AIM - Your job is to retype all of the data word for word, leaving every image out.

SUPPLIED RECORDS -
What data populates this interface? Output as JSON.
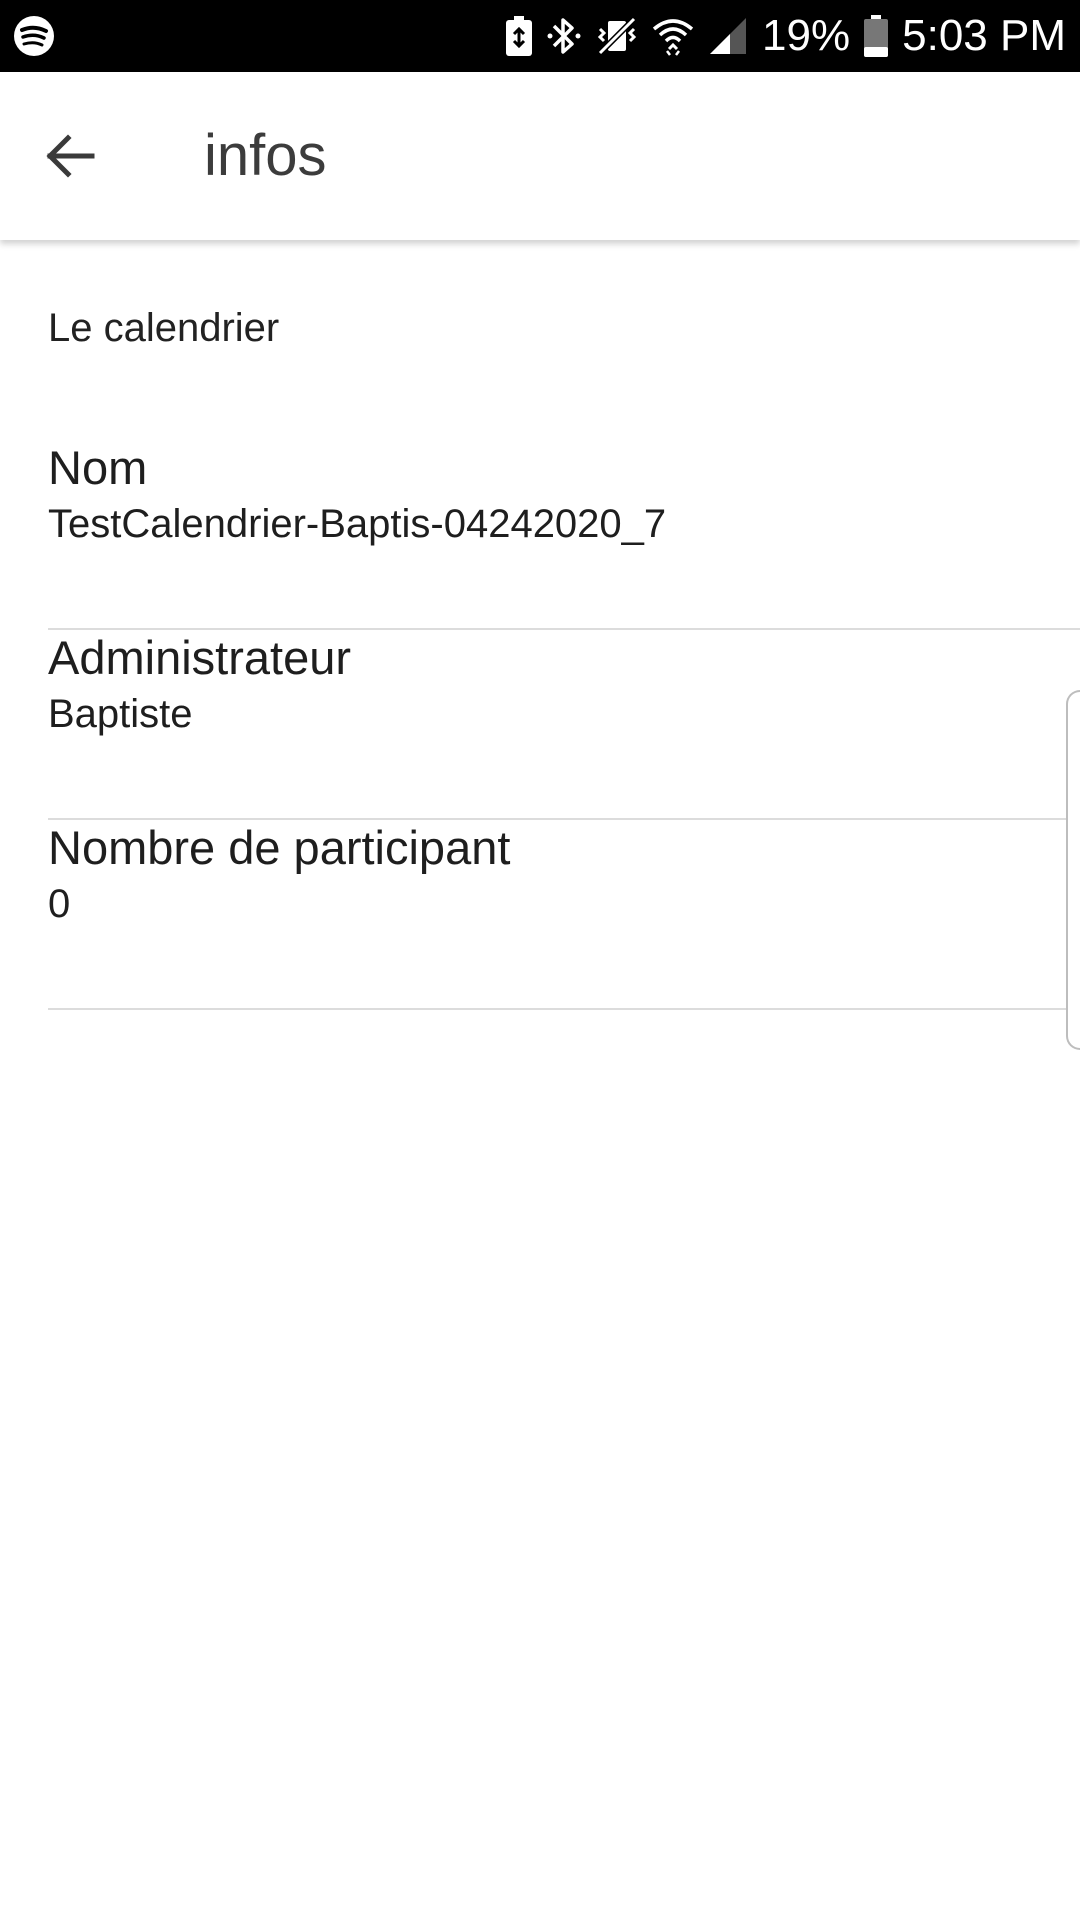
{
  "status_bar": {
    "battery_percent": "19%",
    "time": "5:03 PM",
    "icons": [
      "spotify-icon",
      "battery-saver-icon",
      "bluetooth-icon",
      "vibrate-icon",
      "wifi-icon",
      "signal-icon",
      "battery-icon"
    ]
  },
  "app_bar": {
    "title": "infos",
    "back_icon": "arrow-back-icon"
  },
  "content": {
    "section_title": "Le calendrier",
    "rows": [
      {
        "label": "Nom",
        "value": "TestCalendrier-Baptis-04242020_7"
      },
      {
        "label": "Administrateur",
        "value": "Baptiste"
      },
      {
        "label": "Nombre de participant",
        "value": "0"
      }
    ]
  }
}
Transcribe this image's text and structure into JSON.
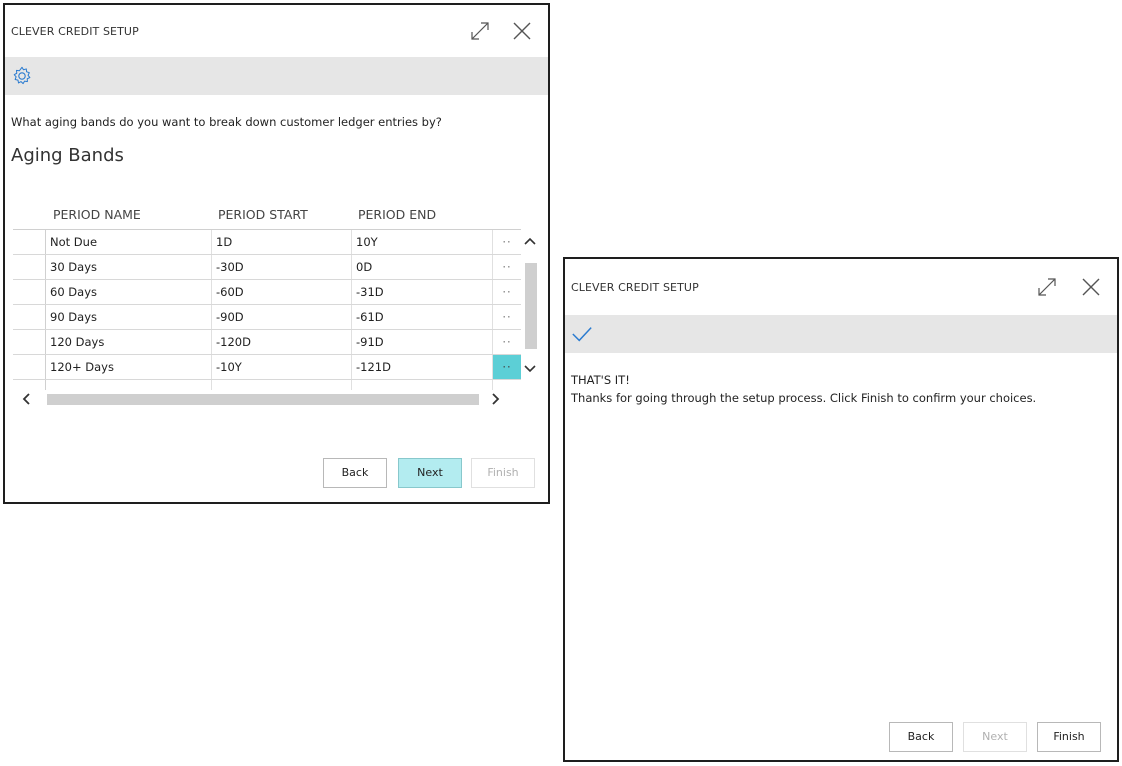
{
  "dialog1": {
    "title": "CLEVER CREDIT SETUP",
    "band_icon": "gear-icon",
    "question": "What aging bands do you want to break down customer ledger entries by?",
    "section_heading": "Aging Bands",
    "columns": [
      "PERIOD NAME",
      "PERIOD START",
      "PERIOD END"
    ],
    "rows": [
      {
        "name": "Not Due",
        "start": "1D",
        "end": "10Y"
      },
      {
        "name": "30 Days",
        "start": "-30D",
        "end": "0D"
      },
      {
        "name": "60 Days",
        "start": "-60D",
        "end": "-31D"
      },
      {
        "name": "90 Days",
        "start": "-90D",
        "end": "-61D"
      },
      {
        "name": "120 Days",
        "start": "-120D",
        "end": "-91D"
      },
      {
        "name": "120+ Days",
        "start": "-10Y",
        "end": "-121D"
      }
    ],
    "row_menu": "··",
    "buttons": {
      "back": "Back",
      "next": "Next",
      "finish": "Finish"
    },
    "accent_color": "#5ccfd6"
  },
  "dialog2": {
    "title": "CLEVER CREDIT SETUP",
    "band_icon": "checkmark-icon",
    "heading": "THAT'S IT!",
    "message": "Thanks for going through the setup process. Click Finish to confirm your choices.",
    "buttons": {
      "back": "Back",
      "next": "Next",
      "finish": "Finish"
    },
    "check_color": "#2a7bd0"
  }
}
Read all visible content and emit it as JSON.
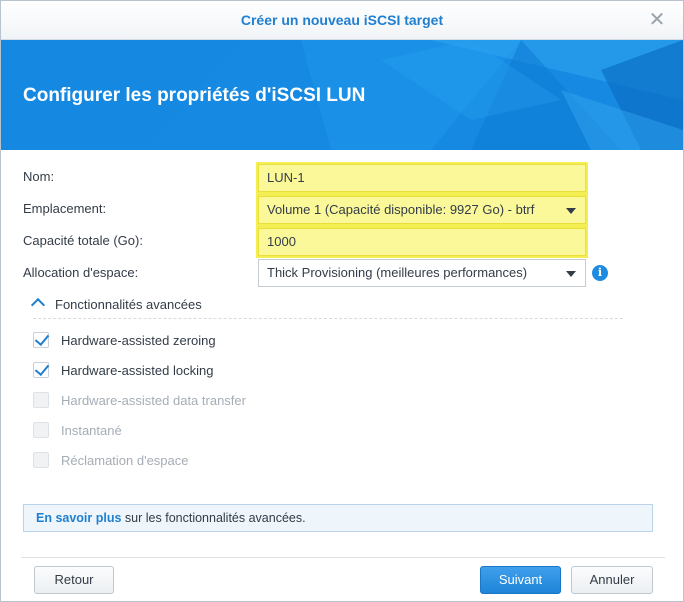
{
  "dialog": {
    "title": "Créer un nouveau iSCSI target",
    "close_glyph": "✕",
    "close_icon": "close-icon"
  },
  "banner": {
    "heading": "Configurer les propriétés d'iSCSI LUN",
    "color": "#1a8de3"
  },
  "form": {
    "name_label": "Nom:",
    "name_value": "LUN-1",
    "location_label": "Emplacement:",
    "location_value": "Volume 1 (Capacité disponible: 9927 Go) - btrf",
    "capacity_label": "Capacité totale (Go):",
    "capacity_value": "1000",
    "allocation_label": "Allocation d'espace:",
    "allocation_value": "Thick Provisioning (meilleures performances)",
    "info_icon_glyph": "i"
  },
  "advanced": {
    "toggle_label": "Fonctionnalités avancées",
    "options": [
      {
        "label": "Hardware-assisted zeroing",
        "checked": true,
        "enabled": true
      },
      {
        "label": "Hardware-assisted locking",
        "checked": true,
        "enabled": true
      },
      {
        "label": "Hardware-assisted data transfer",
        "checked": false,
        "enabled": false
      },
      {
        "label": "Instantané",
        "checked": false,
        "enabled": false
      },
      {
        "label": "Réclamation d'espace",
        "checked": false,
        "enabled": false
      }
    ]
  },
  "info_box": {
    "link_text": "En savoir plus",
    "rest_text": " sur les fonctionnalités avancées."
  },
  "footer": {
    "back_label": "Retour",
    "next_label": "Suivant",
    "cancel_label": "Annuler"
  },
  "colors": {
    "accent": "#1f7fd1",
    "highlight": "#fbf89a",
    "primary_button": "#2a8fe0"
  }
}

EXERCISE RESPONSE -
What data populates this interface? Output as JSON.
{
  "status_bar": {
    "battery_percent": "19%",
    "time": "5:03 PM",
    "icons": [
      "spotify-icon",
      "battery-saver-icon",
      "bluetooth-icon",
      "vibrate-icon",
      "wifi-icon",
      "signal-icon",
      "battery-icon"
    ]
  },
  "app_bar": {
    "title": "infos",
    "back_icon": "arrow-back-icon"
  },
  "content": {
    "section_title": "Le calendrier",
    "rows": [
      {
        "label": "Nom",
        "value": "TestCalendrier-Baptis-04242020_7"
      },
      {
        "label": "Administrateur",
        "value": "Baptiste"
      },
      {
        "label": "Nombre de participant",
        "value": "0"
      }
    ]
  }
}
Transcribe this image's text and structure into JSON.
{
  "dialog1": {
    "title": "CLEVER CREDIT SETUP",
    "band_icon": "gear-icon",
    "question": "What aging bands do you want to break down customer ledger entries by?",
    "section_heading": "Aging Bands",
    "columns": [
      "PERIOD NAME",
      "PERIOD START",
      "PERIOD END"
    ],
    "rows": [
      {
        "name": "Not Due",
        "start": "1D",
        "end": "10Y"
      },
      {
        "name": "30 Days",
        "start": "-30D",
        "end": "0D"
      },
      {
        "name": "60 Days",
        "start": "-60D",
        "end": "-31D"
      },
      {
        "name": "90 Days",
        "start": "-90D",
        "end": "-61D"
      },
      {
        "name": "120 Days",
        "start": "-120D",
        "end": "-91D"
      },
      {
        "name": "120+ Days",
        "start": "-10Y",
        "end": "-121D"
      }
    ],
    "row_menu": "··",
    "buttons": {
      "back": "Back",
      "next": "Next",
      "finish": "Finish"
    },
    "accent_color": "#5ccfd6"
  },
  "dialog2": {
    "title": "CLEVER CREDIT SETUP",
    "band_icon": "checkmark-icon",
    "heading": "THAT'S IT!",
    "message": "Thanks for going through the setup process. Click Finish to confirm your choices.",
    "buttons": {
      "back": "Back",
      "next": "Next",
      "finish": "Finish"
    },
    "check_color": "#2a7bd0"
  }
}
Read all visible content and emit it as JSON.
{
  "dialog": {
    "title": "Créer un nouveau iSCSI target",
    "close_glyph": "✕",
    "close_icon": "close-icon"
  },
  "banner": {
    "heading": "Configurer les propriétés d'iSCSI LUN",
    "color": "#1a8de3"
  },
  "form": {
    "name_label": "Nom:",
    "name_value": "LUN-1",
    "location_label": "Emplacement:",
    "location_value": "Volume 1 (Capacité disponible: 9927 Go) - btrf",
    "capacity_label": "Capacité totale (Go):",
    "capacity_value": "1000",
    "allocation_label": "Allocation d'espace:",
    "allocation_value": "Thick Provisioning (meilleures performances)",
    "info_icon_glyph": "i"
  },
  "advanced": {
    "toggle_label": "Fonctionnalités avancées",
    "options": [
      {
        "label": "Hardware-assisted zeroing",
        "checked": true,
        "enabled": true
      },
      {
        "label": "Hardware-assisted locking",
        "checked": true,
        "enabled": true
      },
      {
        "label": "Hardware-assisted data transfer",
        "checked": false,
        "enabled": false
      },
      {
        "label": "Instantané",
        "checked": false,
        "enabled": false
      },
      {
        "label": "Réclamation d'espace",
        "checked": false,
        "enabled": false
      }
    ]
  },
  "info_box": {
    "link_text": "En savoir plus",
    "rest_text": " sur les fonctionnalités avancées."
  },
  "footer": {
    "back_label": "Retour",
    "next_label": "Suivant",
    "cancel_label": "Annuler"
  },
  "colors": {
    "accent": "#1f7fd1",
    "highlight": "#fbf89a",
    "primary_button": "#2a8fe0"
  }
}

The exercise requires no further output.